::: Reading passage
New York City Mayor Eric Adams condemned the protest in a statement on Thursday, highlighting the city’s Jewish population. “Let me be very clear: I condemn, in the strongest possible terms, any protest that calls for an ‘intifada revolution,’ which is a call for violence against the Jewish State of Israel,” Adams said. “I know the conflict in the Middle East has left many of us grieving and angry, and while New Yorkers have every right to express their sorrow, that heartbreak does not give anyone the right to harass or threaten others, to physically harm anyone, or to trespass on private property.”
The protest came just days after Barnard expelled two students for disrupting a History of Modern Israel class at Columbia University. The students, reportedly masked and clad in kaffiyehs, entered the classroom, passed out flyers reading “Crush Zionism,” and banged on drums. Their expulsion has sparked renewed debate over the limits of campus protest.
Since the start of the war between Hamas and Israel on Oct. 7, 2023, pro-Palestinian and pro-Israel demonstrations have erupted on campuses across the United States, leading to clashes, administrative crackdowns and national political scrutiny. At elite universities like Columbia, Harvard, and the University of Pennsylvania, student activism has prompted resignations of top administrators, congressional hearings on antisemitism, and donor threats to pull funding.
::::::
::: Extracted entries
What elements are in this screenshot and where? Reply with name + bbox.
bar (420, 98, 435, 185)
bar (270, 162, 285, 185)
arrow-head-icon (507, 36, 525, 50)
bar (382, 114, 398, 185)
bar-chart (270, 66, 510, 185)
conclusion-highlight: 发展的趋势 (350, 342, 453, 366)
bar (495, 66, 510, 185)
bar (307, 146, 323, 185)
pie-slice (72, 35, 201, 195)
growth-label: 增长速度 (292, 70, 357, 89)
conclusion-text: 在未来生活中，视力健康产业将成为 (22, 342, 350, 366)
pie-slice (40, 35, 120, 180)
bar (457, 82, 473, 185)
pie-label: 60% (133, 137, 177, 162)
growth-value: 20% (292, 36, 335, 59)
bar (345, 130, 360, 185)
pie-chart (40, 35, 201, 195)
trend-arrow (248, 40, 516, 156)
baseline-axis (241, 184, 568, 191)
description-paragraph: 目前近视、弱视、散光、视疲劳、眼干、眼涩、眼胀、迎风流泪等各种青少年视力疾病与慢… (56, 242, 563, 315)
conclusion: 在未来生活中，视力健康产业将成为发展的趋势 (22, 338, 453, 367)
::::::
Can you repeat everything in the protest article above, word for word, from "The protest came" down to "of campus protest."?

The protest came just days after Barnard expelled two students for disrupting a History of Modern Israel class at Columbia University. The students, reportedly masked and clad in kaffiyehs, entered the classroom, passed out flyers reading “Crush Zionism,” and banged on drums. Their expulsion has sparked renewed debate over the limits of campus protest.